• _Problem description_
All of the material below is to be returned exactly.

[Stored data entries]
__________________________________________________

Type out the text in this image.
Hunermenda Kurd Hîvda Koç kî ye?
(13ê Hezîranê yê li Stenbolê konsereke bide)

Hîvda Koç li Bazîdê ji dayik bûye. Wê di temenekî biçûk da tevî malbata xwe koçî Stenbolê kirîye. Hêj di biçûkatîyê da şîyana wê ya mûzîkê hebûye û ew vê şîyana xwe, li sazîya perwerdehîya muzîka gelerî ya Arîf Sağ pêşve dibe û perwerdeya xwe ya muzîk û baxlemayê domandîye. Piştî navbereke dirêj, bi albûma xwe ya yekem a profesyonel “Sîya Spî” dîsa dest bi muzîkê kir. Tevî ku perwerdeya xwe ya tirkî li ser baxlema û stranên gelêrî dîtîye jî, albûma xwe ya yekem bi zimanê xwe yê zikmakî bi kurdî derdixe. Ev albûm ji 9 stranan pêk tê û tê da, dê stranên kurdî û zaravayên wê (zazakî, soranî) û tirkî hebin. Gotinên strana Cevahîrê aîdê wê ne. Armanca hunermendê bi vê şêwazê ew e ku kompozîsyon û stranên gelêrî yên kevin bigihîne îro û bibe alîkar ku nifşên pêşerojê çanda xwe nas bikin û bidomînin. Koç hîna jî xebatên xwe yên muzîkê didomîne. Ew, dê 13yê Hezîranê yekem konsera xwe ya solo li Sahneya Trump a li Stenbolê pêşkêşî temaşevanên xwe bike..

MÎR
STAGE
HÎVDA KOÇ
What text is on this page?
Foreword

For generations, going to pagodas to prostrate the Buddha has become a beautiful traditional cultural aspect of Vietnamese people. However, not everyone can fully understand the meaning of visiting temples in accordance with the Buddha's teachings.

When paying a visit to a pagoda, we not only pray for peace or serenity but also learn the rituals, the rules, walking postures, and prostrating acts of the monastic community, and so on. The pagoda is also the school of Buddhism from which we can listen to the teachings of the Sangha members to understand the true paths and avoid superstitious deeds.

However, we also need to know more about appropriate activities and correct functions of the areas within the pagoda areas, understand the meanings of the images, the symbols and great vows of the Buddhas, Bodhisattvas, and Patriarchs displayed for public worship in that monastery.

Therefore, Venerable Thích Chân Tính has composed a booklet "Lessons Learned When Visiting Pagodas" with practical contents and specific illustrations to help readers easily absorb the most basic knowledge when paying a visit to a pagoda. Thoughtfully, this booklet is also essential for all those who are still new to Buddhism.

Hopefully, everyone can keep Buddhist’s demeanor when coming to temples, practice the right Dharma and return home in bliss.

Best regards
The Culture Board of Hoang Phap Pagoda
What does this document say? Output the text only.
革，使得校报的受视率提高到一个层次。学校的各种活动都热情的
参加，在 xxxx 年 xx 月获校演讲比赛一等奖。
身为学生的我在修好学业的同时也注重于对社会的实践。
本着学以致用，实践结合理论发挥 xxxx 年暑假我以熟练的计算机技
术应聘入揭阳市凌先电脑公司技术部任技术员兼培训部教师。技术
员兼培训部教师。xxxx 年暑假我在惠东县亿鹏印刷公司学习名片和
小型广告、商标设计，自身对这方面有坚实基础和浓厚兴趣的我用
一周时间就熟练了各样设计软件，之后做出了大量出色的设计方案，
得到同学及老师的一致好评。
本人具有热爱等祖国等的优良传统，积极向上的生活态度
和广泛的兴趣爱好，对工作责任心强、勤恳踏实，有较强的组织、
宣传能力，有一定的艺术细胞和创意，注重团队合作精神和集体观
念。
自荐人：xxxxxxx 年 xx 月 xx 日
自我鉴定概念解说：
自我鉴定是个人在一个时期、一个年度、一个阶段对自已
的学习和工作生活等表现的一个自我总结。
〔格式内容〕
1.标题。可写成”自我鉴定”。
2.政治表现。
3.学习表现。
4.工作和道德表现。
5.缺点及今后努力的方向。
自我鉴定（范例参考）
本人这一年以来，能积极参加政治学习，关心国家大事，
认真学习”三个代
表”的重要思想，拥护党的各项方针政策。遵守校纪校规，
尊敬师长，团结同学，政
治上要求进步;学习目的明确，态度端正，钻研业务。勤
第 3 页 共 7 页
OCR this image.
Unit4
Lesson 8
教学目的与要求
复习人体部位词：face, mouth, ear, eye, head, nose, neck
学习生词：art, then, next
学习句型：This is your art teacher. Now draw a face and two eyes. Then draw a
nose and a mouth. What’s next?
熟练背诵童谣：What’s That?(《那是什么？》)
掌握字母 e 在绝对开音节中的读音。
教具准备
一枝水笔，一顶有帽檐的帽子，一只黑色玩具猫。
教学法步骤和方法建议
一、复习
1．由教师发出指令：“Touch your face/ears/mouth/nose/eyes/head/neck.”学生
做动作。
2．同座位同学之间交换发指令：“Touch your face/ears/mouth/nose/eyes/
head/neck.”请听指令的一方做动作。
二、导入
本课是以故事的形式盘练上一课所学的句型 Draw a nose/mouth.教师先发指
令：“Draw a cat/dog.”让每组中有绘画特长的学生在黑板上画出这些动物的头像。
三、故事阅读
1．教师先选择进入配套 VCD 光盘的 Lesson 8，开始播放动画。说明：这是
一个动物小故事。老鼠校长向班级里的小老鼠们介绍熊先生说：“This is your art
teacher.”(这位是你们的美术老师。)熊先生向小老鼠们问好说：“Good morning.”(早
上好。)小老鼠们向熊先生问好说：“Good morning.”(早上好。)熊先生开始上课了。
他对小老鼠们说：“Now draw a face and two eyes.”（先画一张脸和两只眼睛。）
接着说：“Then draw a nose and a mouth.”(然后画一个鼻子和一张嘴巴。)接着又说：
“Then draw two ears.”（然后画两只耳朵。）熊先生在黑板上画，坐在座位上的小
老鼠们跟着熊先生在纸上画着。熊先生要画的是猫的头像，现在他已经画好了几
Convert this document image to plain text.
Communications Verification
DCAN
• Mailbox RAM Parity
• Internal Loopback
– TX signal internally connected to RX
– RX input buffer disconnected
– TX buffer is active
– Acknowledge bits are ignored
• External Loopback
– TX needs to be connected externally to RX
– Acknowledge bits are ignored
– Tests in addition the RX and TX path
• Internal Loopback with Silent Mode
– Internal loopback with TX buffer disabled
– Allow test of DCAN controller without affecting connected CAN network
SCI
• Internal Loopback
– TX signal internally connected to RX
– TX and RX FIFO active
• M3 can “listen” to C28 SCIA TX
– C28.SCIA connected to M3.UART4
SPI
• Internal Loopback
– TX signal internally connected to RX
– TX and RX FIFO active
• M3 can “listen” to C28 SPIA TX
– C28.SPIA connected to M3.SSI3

__________________________________________________

• _Reply_
Type out the text in this image.
Hunermenda Kurd Hîvda Koç kî ye?
(13ê Hezîranê yê li Stenbolê konsereke bide)

Hîvda Koç li Bazîdê ji dayik bûye. Wê di temenekî biçûk da tevî malbata xwe koçî Stenbolê kirîye. Hêj di biçûkatîyê da şîyana wê ya mûzîkê hebûye û ew vê şîyana xwe, li sazîya perwerdehîya muzîka gelerî ya Arîf Sağ pêşve dibe û perwerdeya xwe ya muzîk û baxlemayê domandîye. Piştî navbereke dirêj, bi albûma xwe ya yekem a profesyonel “Sîya Spî” dîsa dest bi muzîkê kir. Tevî ku perwerdeya xwe ya tirkî li ser baxlema û stranên gelêrî dîtîye jî, albûma xwe ya yekem bi zimanê xwe yê zikmakî bi kurdî derdixe. Ev albûm ji 9 stranan pêk tê û tê da, dê stranên kurdî û zaravayên wê (zazakî, soranî) û tirkî hebin. Gotinên strana Cevahîrê aîdê wê ne. Armanca hunermendê bi vê şêwazê ew e ku kompozîsyon û stranên gelêrî yên kevin bigihîne îro û bibe alîkar ku nifşên pêşerojê çanda xwe nas bikin û bidomînin. Koç hîna jî xebatên xwe yên muzîkê didomîne. Ew, dê 13yê Hezîranê yekem konsera xwe ya solo li Sahneya Trump a li Stenbolê pêşkêşî temaşevanên xwe bike..

MÎR
STAGE
HÎVDA KOÇ
What text is on this page?
Foreword

For generations, going to pagodas to prostrate the Buddha has become a beautiful traditional cultural aspect of Vietnamese people. However, not everyone can fully understand the meaning of visiting temples in accordance with the Buddha's teachings.

When paying a visit to a pagoda, we not only pray for peace or serenity but also learn the rituals, the rules, walking postures, and prostrating acts of the monastic community, and so on. The pagoda is also the school of Buddhism from which we can listen to the teachings of the Sangha members to understand the true paths and avoid superstitious deeds.

However, we also need to know more about appropriate activities and correct functions of the areas within the pagoda areas, understand the meanings of the images, the symbols and great vows of the Buddhas, Bodhisattvas, and Patriarchs displayed for public worship in that monastery.

Therefore, Venerable Thích Chân Tính has composed a booklet "Lessons Learned When Visiting Pagodas" with practical contents and specific illustrations to help readers easily absorb the most basic knowledge when paying a visit to a pagoda. Thoughtfully, this booklet is also essential for all those who are still new to Buddhism.

Hopefully, everyone can keep Buddhist’s demeanor when coming to temples, practice the right Dharma and return home in bliss.

Best regards
The Culture Board of Hoang Phap Pagoda
What does this document say? Output the text only.
革，使得校报的受视率提高到一个层次。学校的各种活动都热情的
参加，在 xxxx 年 xx 月获校演讲比赛一等奖。
身为学生的我在修好学业的同时也注重于对社会的实践。
本着学以致用，实践结合理论发挥 xxxx 年暑假我以熟练的计算机技
术应聘入揭阳市凌先电脑公司技术部任技术员兼培训部教师。技术
员兼培训部教师。xxxx 年暑假我在惠东县亿鹏印刷公司学习名片和
小型广告、商标设计，自身对这方面有坚实基础和浓厚兴趣的我用
一周时间就熟练了各样设计软件，之后做出了大量出色的设计方案，
得到同学及老师的一致好评。
本人具有热爱等祖国等的优良传统，积极向上的生活态度
和广泛的兴趣爱好，对工作责任心强、勤恳踏实，有较强的组织、
宣传能力，有一定的艺术细胞和创意，注重团队合作精神和集体观
念。
自荐人：xxxxxxx 年 xx 月 xx 日
自我鉴定概念解说：
自我鉴定是个人在一个时期、一个年度、一个阶段对自已
的学习和工作生活等表现的一个自我总结。
〔格式内容〕
1.标题。可写成”自我鉴定”。
2.政治表现。
3.学习表现。
4.工作和道德表现。
5.缺点及今后努力的方向。
自我鉴定（范例参考）
本人这一年以来，能积极参加政治学习，关心国家大事，
认真学习”三个代
表”的重要思想，拥护党的各项方针政策。遵守校纪校规，
尊敬师长，团结同学，政
治上要求进步;学习目的明确，态度端正，钻研业务。勤
第 3 页 共 7 页
OCR this image.
Unit4
Lesson 8
教学目的与要求
复习人体部位词：face, mouth, ear, eye, head, nose, neck
学习生词：art, then, next
学习句型：This is your art teacher. Now draw a face and two eyes. Then draw a
nose and a mouth. What’s next?
熟练背诵童谣：What’s That?(《那是什么？》)
掌握字母 e 在绝对开音节中的读音。
教具准备
一枝水笔，一顶有帽檐的帽子，一只黑色玩具猫。
教学法步骤和方法建议
一、复习
1．由教师发出指令：“Touch your face/ears/mouth/nose/eyes/head/neck.”学生
做动作。
2．同座位同学之间交换发指令：“Touch your face/ears/mouth/nose/eyes/
head/neck.”请听指令的一方做动作。
二、导入
本课是以故事的形式盘练上一课所学的句型 Draw a nose/mouth.教师先发指
令：“Draw a cat/dog.”让每组中有绘画特长的学生在黑板上画出这些动物的头像。
三、故事阅读
1．教师先选择进入配套 VCD 光盘的 Lesson 8，开始播放动画。说明：这是
一个动物小故事。老鼠校长向班级里的小老鼠们介绍熊先生说：“This is your art
teacher.”(这位是你们的美术老师。)熊先生向小老鼠们问好说：“Good morning.”(早
上好。)小老鼠们向熊先生问好说：“Good morning.”(早上好。)熊先生开始上课了。
他对小老鼠们说：“Now draw a face and two eyes.”（先画一张脸和两只眼睛。）
接着说：“Then draw a nose and a mouth.”(然后画一个鼻子和一张嘴巴。)接着又说：
“Then draw two ears.”（然后画两只耳朵。）熊先生在黑板上画，坐在座位上的小
老鼠们跟着熊先生在纸上画着。熊先生要画的是猫的头像，现在他已经画好了几
Convert this document image to plain text.
Communications Verification
DCAN
• Mailbox RAM Parity
• Internal Loopback
– TX signal internally connected to RX
– RX input buffer disconnected
– TX buffer is active
– Acknowledge bits are ignored
• External Loopback
– TX needs to be connected externally to RX
– Acknowledge bits are ignored
– Tests in addition the RX and TX path
• Internal Loopback with Silent Mode
– Internal loopback with TX buffer disabled
– Allow test of DCAN controller without affecting connected CAN network
SCI
• Internal Loopback
– TX signal internally connected to RX
– TX and RX FIFO active
• M3 can “listen” to C28 SCIA TX
– C28.SCIA connected to M3.UART4
SPI
• Internal Loopback
– TX signal internally connected to RX
– TX and RX FIFO active
• M3 can “listen” to C28 SPIA TX
– C28.SPIA connected to M3.SSI3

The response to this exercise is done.